Written exercise
Below is a listing; copy all of it exactly.

:::::

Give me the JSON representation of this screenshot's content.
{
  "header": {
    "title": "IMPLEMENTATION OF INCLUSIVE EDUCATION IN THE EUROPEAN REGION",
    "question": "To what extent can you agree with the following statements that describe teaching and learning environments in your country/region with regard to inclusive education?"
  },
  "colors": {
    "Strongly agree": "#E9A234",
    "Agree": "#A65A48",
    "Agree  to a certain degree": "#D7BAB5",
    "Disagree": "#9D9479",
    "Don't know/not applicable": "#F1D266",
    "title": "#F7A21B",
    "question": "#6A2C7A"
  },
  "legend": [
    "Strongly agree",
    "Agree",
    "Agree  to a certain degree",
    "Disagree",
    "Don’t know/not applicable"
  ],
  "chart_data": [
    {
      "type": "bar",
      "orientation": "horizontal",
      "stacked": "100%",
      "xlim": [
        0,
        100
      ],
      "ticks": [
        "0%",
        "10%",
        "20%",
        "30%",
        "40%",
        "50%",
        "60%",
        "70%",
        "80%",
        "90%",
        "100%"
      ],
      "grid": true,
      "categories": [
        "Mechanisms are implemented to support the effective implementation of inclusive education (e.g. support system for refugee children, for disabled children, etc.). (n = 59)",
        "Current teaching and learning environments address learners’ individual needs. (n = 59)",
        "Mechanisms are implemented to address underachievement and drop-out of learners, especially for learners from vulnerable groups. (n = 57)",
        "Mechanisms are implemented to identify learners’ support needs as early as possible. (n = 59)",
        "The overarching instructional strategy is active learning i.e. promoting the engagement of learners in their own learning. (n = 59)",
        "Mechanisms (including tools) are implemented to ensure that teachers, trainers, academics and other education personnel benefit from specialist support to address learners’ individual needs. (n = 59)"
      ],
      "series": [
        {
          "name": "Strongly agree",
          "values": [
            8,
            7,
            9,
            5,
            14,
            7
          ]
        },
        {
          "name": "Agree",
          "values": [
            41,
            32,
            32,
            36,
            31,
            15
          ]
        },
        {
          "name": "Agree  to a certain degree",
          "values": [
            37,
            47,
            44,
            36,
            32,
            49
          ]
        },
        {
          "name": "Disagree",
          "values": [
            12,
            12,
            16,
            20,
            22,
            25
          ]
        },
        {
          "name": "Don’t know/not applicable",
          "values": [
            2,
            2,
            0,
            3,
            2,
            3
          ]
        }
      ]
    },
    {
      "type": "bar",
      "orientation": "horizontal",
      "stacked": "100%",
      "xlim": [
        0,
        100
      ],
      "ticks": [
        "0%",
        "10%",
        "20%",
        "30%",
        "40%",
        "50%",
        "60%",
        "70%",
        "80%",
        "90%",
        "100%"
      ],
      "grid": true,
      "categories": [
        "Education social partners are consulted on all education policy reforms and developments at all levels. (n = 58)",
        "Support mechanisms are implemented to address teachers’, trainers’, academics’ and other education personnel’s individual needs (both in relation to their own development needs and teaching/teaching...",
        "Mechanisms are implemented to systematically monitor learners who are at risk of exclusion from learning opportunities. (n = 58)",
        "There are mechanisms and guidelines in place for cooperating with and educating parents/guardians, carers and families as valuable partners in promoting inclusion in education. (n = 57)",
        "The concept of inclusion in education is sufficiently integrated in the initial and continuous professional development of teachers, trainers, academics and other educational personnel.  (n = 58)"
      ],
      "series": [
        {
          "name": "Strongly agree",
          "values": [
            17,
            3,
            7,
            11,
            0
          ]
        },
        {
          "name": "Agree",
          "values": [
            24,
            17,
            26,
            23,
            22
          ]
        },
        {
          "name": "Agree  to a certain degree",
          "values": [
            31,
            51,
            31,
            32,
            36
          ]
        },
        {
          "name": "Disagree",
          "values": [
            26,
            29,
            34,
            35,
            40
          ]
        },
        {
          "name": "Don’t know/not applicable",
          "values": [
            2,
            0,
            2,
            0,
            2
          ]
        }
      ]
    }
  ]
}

:::::

Solution below
Give me the JSON representation of this screenshot's content.
{
  "header": {
    "title": "IMPLEMENTATION OF INCLUSIVE EDUCATION IN THE EUROPEAN REGION",
    "question": "To what extent can you agree with the following statements that describe teaching and learning environments in your country/region with regard to inclusive education?"
  },
  "colors": {
    "Strongly agree": "#E9A234",
    "Agree": "#A65A48",
    "Agree  to a certain degree": "#D7BAB5",
    "Disagree": "#9D9479",
    "Don't know/not applicable": "#F1D266",
    "title": "#F7A21B",
    "question": "#6A2C7A"
  },
  "legend": [
    "Strongly agree",
    "Agree",
    "Agree  to a certain degree",
    "Disagree",
    "Don’t know/not applicable"
  ],
  "chart_data": [
    {
      "type": "bar",
      "orientation": "horizontal",
      "stacked": "100%",
      "xlim": [
        0,
        100
      ],
      "ticks": [
        "0%",
        "10%",
        "20%",
        "30%",
        "40%",
        "50%",
        "60%",
        "70%",
        "80%",
        "90%",
        "100%"
      ],
      "grid": true,
      "categories": [
        "Mechanisms are implemented to support the effective implementation of inclusive education (e.g. support system for refugee children, for disabled children, etc.). (n = 59)",
        "Current teaching and learning environments address learners’ individual needs. (n = 59)",
        "Mechanisms are implemented to address underachievement and drop-out of learners, especially for learners from vulnerable groups. (n = 57)",
        "Mechanisms are implemented to identify learners’ support needs as early as possible. (n = 59)",
        "The overarching instructional strategy is active learning i.e. promoting the engagement of learners in their own learning. (n = 59)",
        "Mechanisms (including tools) are implemented to ensure that teachers, trainers, academics and other education personnel benefit from specialist support to address learners’ individual needs. (n = 59)"
      ],
      "series": [
        {
          "name": "Strongly agree",
          "values": [
            8,
            7,
            9,
            5,
            14,
            7
          ]
        },
        {
          "name": "Agree",
          "values": [
            41,
            32,
            32,
            36,
            31,
            15
          ]
        },
        {
          "name": "Agree  to a certain degree",
          "values": [
            37,
            47,
            44,
            36,
            32,
            49
          ]
        },
        {
          "name": "Disagree",
          "values": [
            12,
            12,
            16,
            20,
            22,
            25
          ]
        },
        {
          "name": "Don’t know/not applicable",
          "values": [
            2,
            2,
            0,
            3,
            2,
            3
          ]
        }
      ]
    },
    {
      "type": "bar",
      "orientation": "horizontal",
      "stacked": "100%",
      "xlim": [
        0,
        100
      ],
      "ticks": [
        "0%",
        "10%",
        "20%",
        "30%",
        "40%",
        "50%",
        "60%",
        "70%",
        "80%",
        "90%",
        "100%"
      ],
      "grid": true,
      "categories": [
        "Education social partners are consulted on all education policy reforms and developments at all levels. (n = 58)",
        "Support mechanisms are implemented to address teachers’, trainers’, academics’ and other education personnel’s individual needs (both in relation to their own development needs and teaching/teaching...",
        "Mechanisms are implemented to systematically monitor learners who are at risk of exclusion from learning opportunities. (n = 58)",
        "There are mechanisms and guidelines in place for cooperating with and educating parents/guardians, carers and families as valuable partners in promoting inclusion in education. (n = 57)",
        "The concept of inclusion in education is sufficiently integrated in the initial and continuous professional development of teachers, trainers, academics and other educational personnel.  (n = 58)"
      ],
      "series": [
        {
          "name": "Strongly agree",
          "values": [
            17,
            3,
            7,
            11,
            0
          ]
        },
        {
          "name": "Agree",
          "values": [
            24,
            17,
            26,
            23,
            22
          ]
        },
        {
          "name": "Agree  to a certain degree",
          "values": [
            31,
            51,
            31,
            32,
            36
          ]
        },
        {
          "name": "Disagree",
          "values": [
            26,
            29,
            34,
            35,
            40
          ]
        },
        {
          "name": "Don’t know/not applicable",
          "values": [
            2,
            0,
            2,
            0,
            2
          ]
        }
      ]
    }
  ]
}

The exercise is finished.